DATA IN THIS EXERCISE:
****************************************
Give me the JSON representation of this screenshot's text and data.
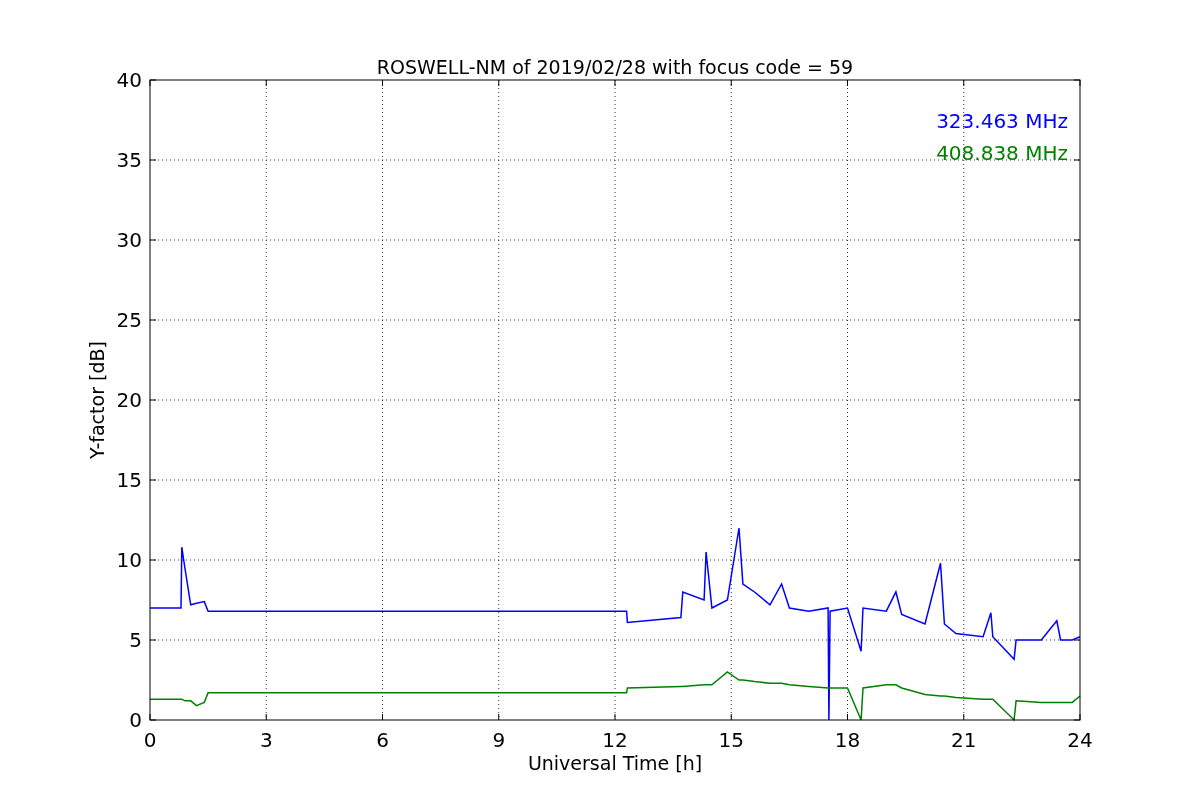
{
  "chart_data": {
    "type": "line",
    "title": "ROSWELL-NM of 2019/02/28 with focus code = 59",
    "xlabel": "Universal Time [h]",
    "ylabel": "Y-factor [dB]",
    "x": [
      0,
      0.8,
      0.82,
      0.9,
      1.05,
      1.2,
      1.4,
      1.5,
      12.3,
      12.32,
      13.7,
      13.75,
      14.3,
      14.35,
      14.5,
      14.9,
      15.2,
      15.3,
      15.6,
      16.0,
      16.3,
      16.5,
      17.0,
      17.5,
      17.52,
      17.55,
      18.0,
      18.35,
      18.4,
      19.0,
      19.25,
      19.4,
      20.0,
      20.4,
      20.5,
      20.8,
      21.5,
      21.7,
      21.75,
      22.3,
      22.35,
      23.0,
      23.4,
      23.5,
      23.8,
      24
    ],
    "series": [
      {
        "name": "323.463 MHz",
        "color": "#0000ff",
        "values": [
          7.0,
          7.0,
          10.8,
          9.5,
          7.2,
          7.3,
          7.4,
          6.8,
          6.8,
          6.1,
          6.4,
          8.0,
          7.5,
          10.5,
          7.0,
          7.5,
          12.0,
          8.5,
          8.0,
          7.2,
          8.5,
          7.0,
          6.8,
          7.0,
          0,
          6.8,
          7.0,
          4.3,
          7.0,
          6.8,
          8.0,
          6.6,
          6.0,
          9.8,
          6.0,
          5.4,
          5.2,
          6.7,
          5.2,
          3.8,
          5.0,
          5.0,
          6.2,
          5.0,
          5.0,
          5.2
        ]
      },
      {
        "name": "408.838 MHz",
        "color": "#008000",
        "values": [
          1.3,
          1.3,
          1.3,
          1.2,
          1.2,
          0.9,
          1.1,
          1.7,
          1.7,
          2.0,
          2.1,
          2.1,
          2.2,
          2.2,
          2.2,
          3.0,
          2.5,
          2.5,
          2.4,
          2.3,
          2.3,
          2.2,
          2.1,
          2.0,
          2.0,
          2.0,
          2.0,
          0,
          2.0,
          2.2,
          2.2,
          2.0,
          1.6,
          1.5,
          1.5,
          1.4,
          1.3,
          1.3,
          1.3,
          0,
          1.2,
          1.1,
          1.1,
          1.1,
          1.1,
          1.5
        ]
      }
    ],
    "grid": true,
    "xlim": [
      0,
      24
    ],
    "ylim": [
      0,
      40
    ],
    "xticks": [
      0,
      3,
      6,
      9,
      12,
      15,
      18,
      21,
      24
    ],
    "yticks": [
      0,
      5,
      10,
      15,
      20,
      25,
      30,
      35,
      40
    ]
  }
}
****************************************
STATED PROBLEM: Take the records above and transcribe them exactly, dropping every picture.

TASK SOLUTION:
Give me the JSON representation of this screenshot's text and data.
{
  "chart_data": {
    "type": "line",
    "title": "ROSWELL-NM of 2019/02/28 with focus code = 59",
    "xlabel": "Universal Time [h]",
    "ylabel": "Y-factor [dB]",
    "x": [
      0,
      0.8,
      0.82,
      0.9,
      1.05,
      1.2,
      1.4,
      1.5,
      12.3,
      12.32,
      13.7,
      13.75,
      14.3,
      14.35,
      14.5,
      14.9,
      15.2,
      15.3,
      15.6,
      16.0,
      16.3,
      16.5,
      17.0,
      17.5,
      17.52,
      17.55,
      18.0,
      18.35,
      18.4,
      19.0,
      19.25,
      19.4,
      20.0,
      20.4,
      20.5,
      20.8,
      21.5,
      21.7,
      21.75,
      22.3,
      22.35,
      23.0,
      23.4,
      23.5,
      23.8,
      24
    ],
    "series": [
      {
        "name": "323.463 MHz",
        "color": "#0000ff",
        "values": [
          7.0,
          7.0,
          10.8,
          9.5,
          7.2,
          7.3,
          7.4,
          6.8,
          6.8,
          6.1,
          6.4,
          8.0,
          7.5,
          10.5,
          7.0,
          7.5,
          12.0,
          8.5,
          8.0,
          7.2,
          8.5,
          7.0,
          6.8,
          7.0,
          0,
          6.8,
          7.0,
          4.3,
          7.0,
          6.8,
          8.0,
          6.6,
          6.0,
          9.8,
          6.0,
          5.4,
          5.2,
          6.7,
          5.2,
          3.8,
          5.0,
          5.0,
          6.2,
          5.0,
          5.0,
          5.2
        ]
      },
      {
        "name": "408.838 MHz",
        "color": "#008000",
        "values": [
          1.3,
          1.3,
          1.3,
          1.2,
          1.2,
          0.9,
          1.1,
          1.7,
          1.7,
          2.0,
          2.1,
          2.1,
          2.2,
          2.2,
          2.2,
          3.0,
          2.5,
          2.5,
          2.4,
          2.3,
          2.3,
          2.2,
          2.1,
          2.0,
          2.0,
          2.0,
          2.0,
          0,
          2.0,
          2.2,
          2.2,
          2.0,
          1.6,
          1.5,
          1.5,
          1.4,
          1.3,
          1.3,
          1.3,
          0,
          1.2,
          1.1,
          1.1,
          1.1,
          1.1,
          1.5
        ]
      }
    ],
    "grid": true,
    "xlim": [
      0,
      24
    ],
    "ylim": [
      0,
      40
    ],
    "xticks": [
      0,
      3,
      6,
      9,
      12,
      15,
      18,
      21,
      24
    ],
    "yticks": [
      0,
      5,
      10,
      15,
      20,
      25,
      30,
      35,
      40
    ]
  }
}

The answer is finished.